**Work instructions:**
Work through the records below and tally every line containing "exiger". Reply with the total alone.

══ Supplied data

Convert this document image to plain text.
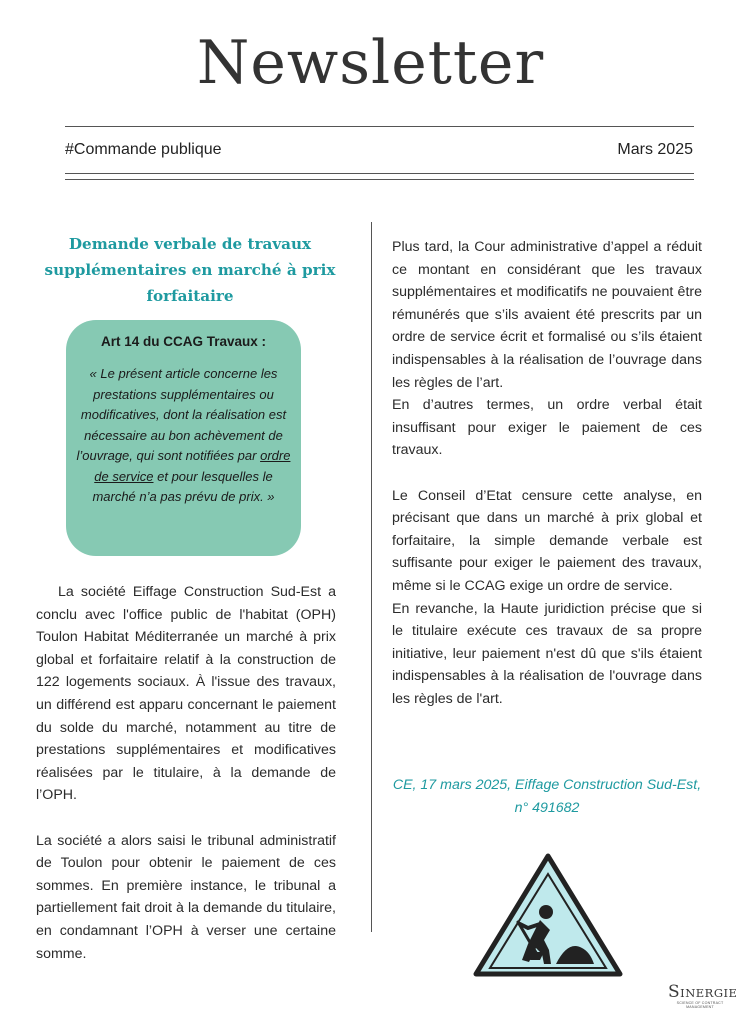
Newsletter
#Commande publique	Mars 2025
Demande verbale de travaux supplémentaires en marché à prix forfaitaire
Art 14 du CCAG Travaux :
« Le présent article concerne les prestations supplémentaires ou modificatives, dont la réalisation est nécessaire au bon achèvement de l’ouvrage, qui sont notifiées par ordre de service et pour lesquelles le marché n’a pas prévu de prix. »

La société Eiffage Construction Sud-Est a conclu avec l'office public de l'habitat (OPH) Toulon Habitat Méditerranée un marché à prix global et forfaitaire relatif à la construction de 122 logements sociaux. À l'issue des travaux, un différend est apparu concernant le paiement du solde du marché, notamment au titre de prestations supplémentaires et modificatives réalisées par le titulaire, à la demande de l’OPH.

La société a alors saisi le tribunal administratif de Toulon pour obtenir le paiement de ces sommes. En première instance, le tribunal a partiellement fait droit à la demande du titulaire, en condamnant l’OPH à verser une certaine somme.

Plus tard, la Cour administrative d’appel a réduit ce montant en considérant que les travaux supplémentaires et modificatifs ne pouvaient être rémunérés que s’ils avaient été prescrits par un ordre de service écrit et formalisé ou s’ils étaient indispensables à la réalisation de l’ouvrage dans les règles de l’art.

En d’autres termes, un ordre verbal était insuffisant pour exiger le paiement de ces travaux.

Le Conseil d’Etat censure cette analyse, en précisant que dans un marché à prix global et forfaitaire, la simple demande verbale est suffisante pour exiger le paiement des travaux, même si le CCAG exige un ordre de service.

En revanche, la Haute juridiction précise que si le titulaire exécute ces travaux de sa propre initiative, leur paiement n'est dû que s'ils étaient indispensables à la réalisation de l'ouvrage dans les règles de l'art.

CE, 17 mars 2025, Eiffage Construction Sud-Est, n° 491682
SINERGIE
SCIENCE OF CONTRACT MANAGEMENT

════

**Answer for this exercise:**
2